## Job 1
From the review of the book about LaQuisha Hall, quote the passage that begins with the words containing "Hall, who is" and ends with "to her success.".

What is the likely career trajectory of an inventive, gifted Teacher of the Year who is passionate about racial and social justice and who works in an urban public school? Choose one: (A) department chair; (B) principal; (C) district administrator. Quitting probably wasn’t on your list, either. And yet, quitting is exactly what LaQuisha Hall did this past summer.
Hall is the teacher Melinda D. Anderson chose to profile in Becoming a Teacher, her superb contribution to Simon & Schuster’s Masters at Work series. Anderson explains that Hall was named Baltimore City Public Schools Teacher of the Year in 2018-2019. At the time, she was the first African-American teacher to be recognized in five years in a district where more than 80 percent of students are black and in a high school, Carver Vocational Technical, whose population is all black.
Hall, who is from North Carolina, entered the profession at 21 in 2003. She was poised to attend a Christian law school in Virginia when she moved to Maryland to earn a tuition-free master’s degree in education in exchange for five years working as a teacher. Getting an advanced degree for free and working for pay seemed like a better opportunity to Hall than going to law school. Though it was difficult to enter a middle-school classroom without any experience, Hall managed, drawing on her talents as an artist, pageant winner, life coach, and survivor of childhood sexual abuse. Finding an older, supportive teacher to mentor her was also critically important to her success.
Over the course of 17 years, Hall developed classroom strategies so that she could teach in ways that made sense to her and her students. She decided to tackle freshman English at Carver, which allowed her to avoid preparing students to take an annual standardized skills test. When she realized that her students were turned off by the district’s curriculum, she ditched it and had students choose a book from classroom bins she had filled with works they would find relevant, including young adult novels written by black authors. Anderson provides ample evidence and anecdotes demonstrating Hall’s delight in connecting academically and emotionally with students, who clearly respected and enjoyed being in her classes. With patience, humor, and forgiveness, Hall got students writing as well as reading. She self-published an anthology of student writing and worked to change perceptions of young teens of color.
Even as she showcases Hall’s many virtues in Becoming a Teacher, Anderson makes clear the obstacles that most teachers encounter. She promises in her introduction that she will tell “the story of one master teacher,” and thereby show readers “the nitty-gritty of the profession” while exploring “the enormous, messy, and complex system of American public schooling.” That “nitty-gritty” includes qualifying exams that often prevent teachers of color from pursuing the profession, low pay, high stress, endemic burnout, lack of respect from parents and politicians, rigid curricula equating student test scores with mastery, heaps of administrative paperwork, crumbling facilities, supply shortages, inequities in funding between urban and suburban districts, and a lack of diversity among teaching staff. Anderson explains that these and other problems lead half of all new teachers to quit in their first five years on the job. The numbers are even higher among teachers of color. And yet, Anderson writes, having a teacher of color is one of the most important variables leading students of color to complete high school and go to college.

## Job 2
Print the entries from their first line through the line containing "action-buttons: Sesli Paylaş", with both of those lines included.

## Record excerpts
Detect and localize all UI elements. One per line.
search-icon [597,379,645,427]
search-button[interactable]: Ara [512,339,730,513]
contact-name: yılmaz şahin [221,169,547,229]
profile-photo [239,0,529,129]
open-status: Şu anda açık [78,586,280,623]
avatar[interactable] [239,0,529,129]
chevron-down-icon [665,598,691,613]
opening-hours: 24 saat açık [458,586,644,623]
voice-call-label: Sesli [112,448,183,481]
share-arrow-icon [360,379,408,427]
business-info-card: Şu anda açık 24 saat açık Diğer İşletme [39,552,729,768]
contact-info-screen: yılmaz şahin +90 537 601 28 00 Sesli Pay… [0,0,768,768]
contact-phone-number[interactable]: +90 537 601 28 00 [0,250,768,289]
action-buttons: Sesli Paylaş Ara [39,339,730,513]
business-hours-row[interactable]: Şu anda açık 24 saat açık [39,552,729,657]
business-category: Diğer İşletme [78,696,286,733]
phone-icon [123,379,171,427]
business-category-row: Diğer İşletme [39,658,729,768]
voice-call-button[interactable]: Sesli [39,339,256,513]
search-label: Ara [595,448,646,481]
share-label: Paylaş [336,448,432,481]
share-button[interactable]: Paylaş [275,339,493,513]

## Solution 1
Hall, who is from North Carolina, entered the profession at 21 in 2003. She was poised to attend a Christian law school in Virginia when she moved to Maryland to earn a tuition-free master’s degree in education in exchange for five years working as a teacher. Getting an advanced degree for free and working for pay seemed like a better opportunity to Hall than going to law school. Though it was difficult to enter a middle-school classroom without any experience, Hall managed, drawing on her talents as an artist, pageant winner, life coach, and survivor of childhood sexual abuse. Finding an older, supportive teacher to mentor her was also critically important to her success.

## Solution 2
Detect and localize all UI elements. One per line.
search-icon [597,379,645,427]
search-button[interactable]: Ara [512,339,730,513]
contact-name: yılmaz şahin [221,169,547,229]
profile-photo [239,0,529,129]
open-status: Şu anda açık [78,586,280,623]
avatar[interactable] [239,0,529,129]
chevron-down-icon [665,598,691,613]
opening-hours: 24 saat açık [458,586,644,623]
voice-call-label: Sesli [112,448,183,481]
share-arrow-icon [360,379,408,427]
business-info-card: Şu anda açık 24 saat açık Diğer İşletme [39,552,729,768]
contact-info-screen: yılmaz şahin +90 537 601 28 00 Sesli Pay… [0,0,768,768]
contact-phone-number[interactable]: +90 537 601 28 00 [0,250,768,289]
action-buttons: Sesli Paylaş Ara [39,339,730,513]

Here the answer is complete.